(Records)
━━━

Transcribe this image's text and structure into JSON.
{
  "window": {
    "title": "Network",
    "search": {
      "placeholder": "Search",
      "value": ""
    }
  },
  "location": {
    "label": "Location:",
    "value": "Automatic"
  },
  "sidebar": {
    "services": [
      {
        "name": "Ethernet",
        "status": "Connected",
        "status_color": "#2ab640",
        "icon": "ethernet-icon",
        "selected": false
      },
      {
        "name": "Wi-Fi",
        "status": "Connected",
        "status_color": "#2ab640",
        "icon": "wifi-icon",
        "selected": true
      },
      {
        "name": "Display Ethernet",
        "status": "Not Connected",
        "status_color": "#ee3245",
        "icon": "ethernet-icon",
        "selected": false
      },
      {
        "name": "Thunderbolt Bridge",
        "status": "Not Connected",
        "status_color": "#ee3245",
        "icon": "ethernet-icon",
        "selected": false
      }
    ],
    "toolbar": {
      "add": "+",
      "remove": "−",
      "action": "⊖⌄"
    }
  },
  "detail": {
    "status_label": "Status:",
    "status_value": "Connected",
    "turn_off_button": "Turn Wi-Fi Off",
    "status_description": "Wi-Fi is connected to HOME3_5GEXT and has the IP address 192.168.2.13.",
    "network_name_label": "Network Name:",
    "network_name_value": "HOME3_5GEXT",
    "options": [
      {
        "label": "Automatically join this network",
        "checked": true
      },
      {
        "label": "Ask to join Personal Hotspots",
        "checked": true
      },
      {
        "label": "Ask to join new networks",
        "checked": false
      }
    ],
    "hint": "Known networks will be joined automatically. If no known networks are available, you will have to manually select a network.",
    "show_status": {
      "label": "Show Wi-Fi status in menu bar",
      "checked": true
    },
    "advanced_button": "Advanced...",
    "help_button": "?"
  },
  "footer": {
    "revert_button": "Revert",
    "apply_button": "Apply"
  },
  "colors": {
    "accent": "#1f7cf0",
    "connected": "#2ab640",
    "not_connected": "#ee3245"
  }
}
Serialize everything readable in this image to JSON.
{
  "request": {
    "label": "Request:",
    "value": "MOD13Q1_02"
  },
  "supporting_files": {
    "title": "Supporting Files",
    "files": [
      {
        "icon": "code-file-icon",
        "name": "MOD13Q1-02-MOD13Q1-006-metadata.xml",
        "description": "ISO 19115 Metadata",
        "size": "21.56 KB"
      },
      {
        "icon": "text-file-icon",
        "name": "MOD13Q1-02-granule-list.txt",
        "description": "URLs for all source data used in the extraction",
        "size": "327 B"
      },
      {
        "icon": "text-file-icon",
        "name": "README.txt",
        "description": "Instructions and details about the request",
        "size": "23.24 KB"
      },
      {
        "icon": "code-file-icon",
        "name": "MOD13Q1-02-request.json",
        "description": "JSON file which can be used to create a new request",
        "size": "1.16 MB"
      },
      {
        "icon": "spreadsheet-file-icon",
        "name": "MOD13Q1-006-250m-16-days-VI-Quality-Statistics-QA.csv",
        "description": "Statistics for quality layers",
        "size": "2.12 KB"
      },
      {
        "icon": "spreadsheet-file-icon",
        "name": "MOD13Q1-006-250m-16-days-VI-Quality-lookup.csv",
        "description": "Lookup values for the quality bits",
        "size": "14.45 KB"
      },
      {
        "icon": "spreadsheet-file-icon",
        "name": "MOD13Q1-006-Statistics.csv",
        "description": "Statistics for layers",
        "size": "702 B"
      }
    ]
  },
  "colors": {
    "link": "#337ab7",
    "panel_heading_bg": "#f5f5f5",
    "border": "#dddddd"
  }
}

━━━

Copy each line of the data above that holds "title".

    "title": "Network",
    "title": "Supporting Files",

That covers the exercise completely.